## Stated goal
Reproduce every line of the listings below, changing "Enumerate" to "List" and keeping everything else the same. Leave the pictures out.

──────── Data

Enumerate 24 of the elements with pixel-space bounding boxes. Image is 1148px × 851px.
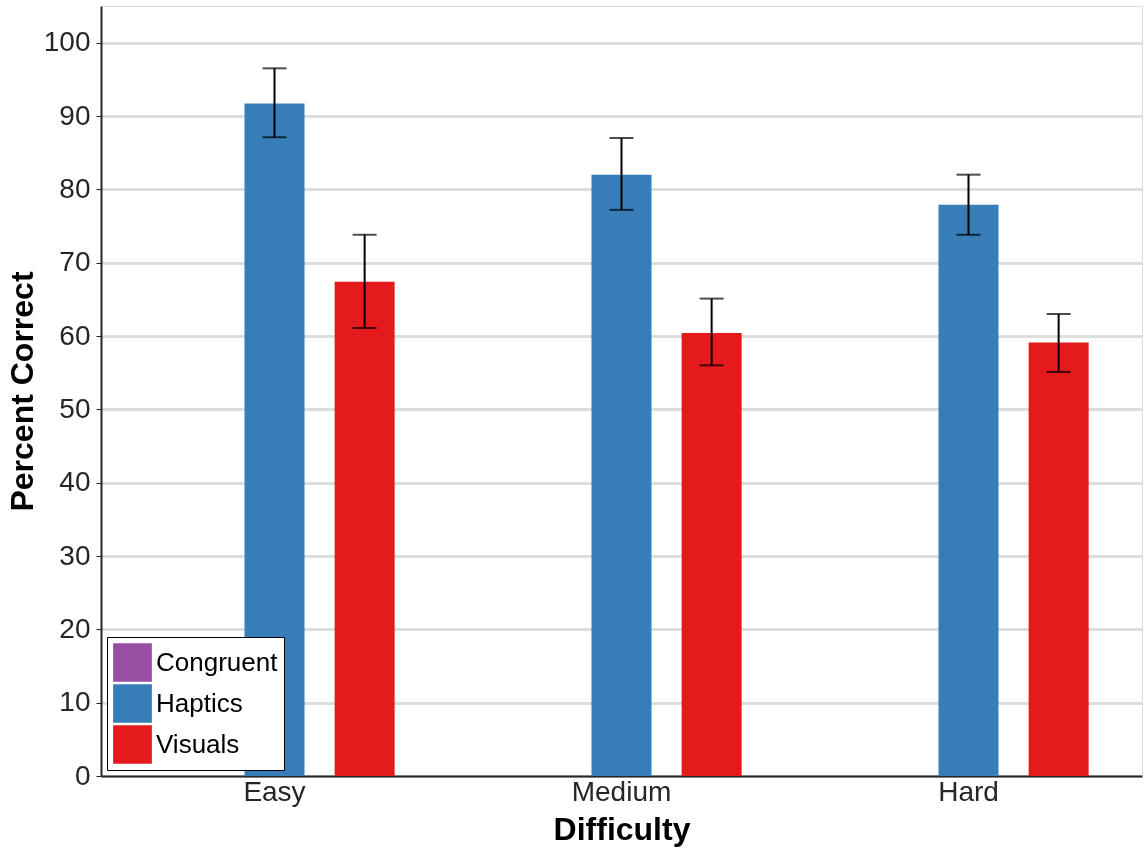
- x-tick-label: Easy: [243, 775, 306, 807]
- y-tick-label: 30: [59, 539, 91, 571]
- y-tick-label: 100: [43, 26, 91, 58]
- legend-label: Haptics: [156, 687, 243, 718]
- y-axis-title: Percent Correct: [3, 271, 40, 512]
- x-tick-label: Hard: [938, 775, 999, 807]
- y-tick-label: 60: [59, 319, 91, 351]
- y-tick-label: 80: [59, 172, 91, 204]
- y-tick-label: 40: [59, 466, 91, 498]
- x-axis-title: Difficulty: [553, 810, 691, 847]
- y-tick-label: 10: [59, 686, 91, 718]
- bar: [681, 333, 742, 776]
- y-tick-label: 70: [59, 246, 91, 278]
- legend-label: Visuals: [156, 728, 240, 759]
- bar: [334, 281, 395, 776]
- y-tick-label: 50: [59, 392, 91, 424]
- bar: [1028, 342, 1089, 776]
- y-tick-label: 20: [59, 612, 91, 644]
- legend-label: Congruent: [156, 646, 279, 677]
- bar: [591, 174, 652, 776]
- x-tick-label: Medium: [571, 775, 672, 807]
- y-tick-label: 90: [59, 99, 91, 131]
- bar: [938, 204, 999, 776]
- y-tick-label: 0: [74, 759, 91, 791]
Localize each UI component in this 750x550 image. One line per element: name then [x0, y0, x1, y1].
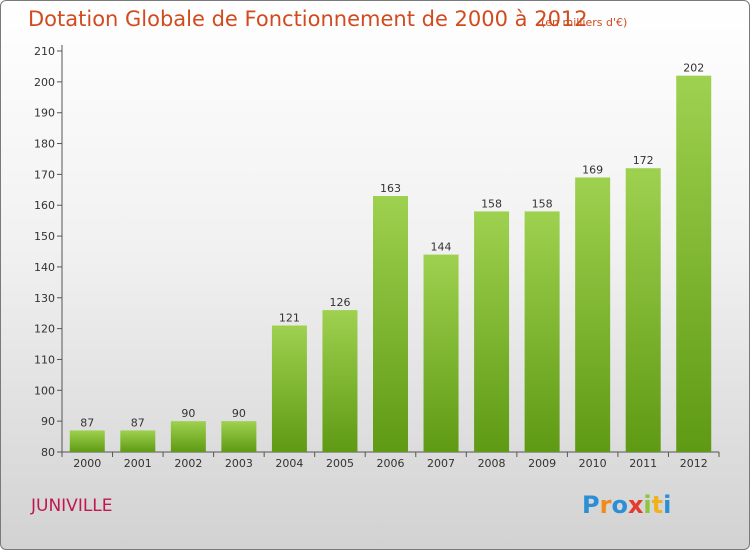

────────────────

## Output for this exercise
List 24 of the elements with pixel-space bounding boxes. Image is 1148px × 851px.
- x-tick-label: Easy: [243, 775, 306, 807]
- y-tick-label: 30: [59, 539, 91, 571]
- y-tick-label: 100: [43, 26, 91, 58]
- legend-label: Haptics: [156, 687, 243, 718]
- y-axis-title: Percent Correct: [3, 271, 40, 512]
- x-tick-label: Hard: [938, 775, 999, 807]
- y-tick-label: 60: [59, 319, 91, 351]
- y-tick-label: 80: [59, 172, 91, 204]
- y-tick-label: 40: [59, 466, 91, 498]
- x-axis-title: Difficulty: [553, 810, 691, 847]
- y-tick-label: 10: [59, 686, 91, 718]
- bar: [681, 333, 742, 776]
- y-tick-label: 70: [59, 246, 91, 278]
- legend-label: Visuals: [156, 728, 240, 759]
- bar: [334, 281, 395, 776]
- y-tick-label: 50: [59, 392, 91, 424]
- bar: [1028, 342, 1089, 776]
- y-tick-label: 20: [59, 612, 91, 644]
- legend-label: Congruent: [156, 646, 279, 677]
- bar: [591, 174, 652, 776]
- x-tick-label: Medium: [571, 775, 672, 807]
- y-tick-label: 90: [59, 99, 91, 131]
- bar: [938, 204, 999, 776]
- y-tick-label: 0: [74, 759, 91, 791]
Localize each UI component in this 750x550 image. One line per element: name then [x0, y0, x1, y1].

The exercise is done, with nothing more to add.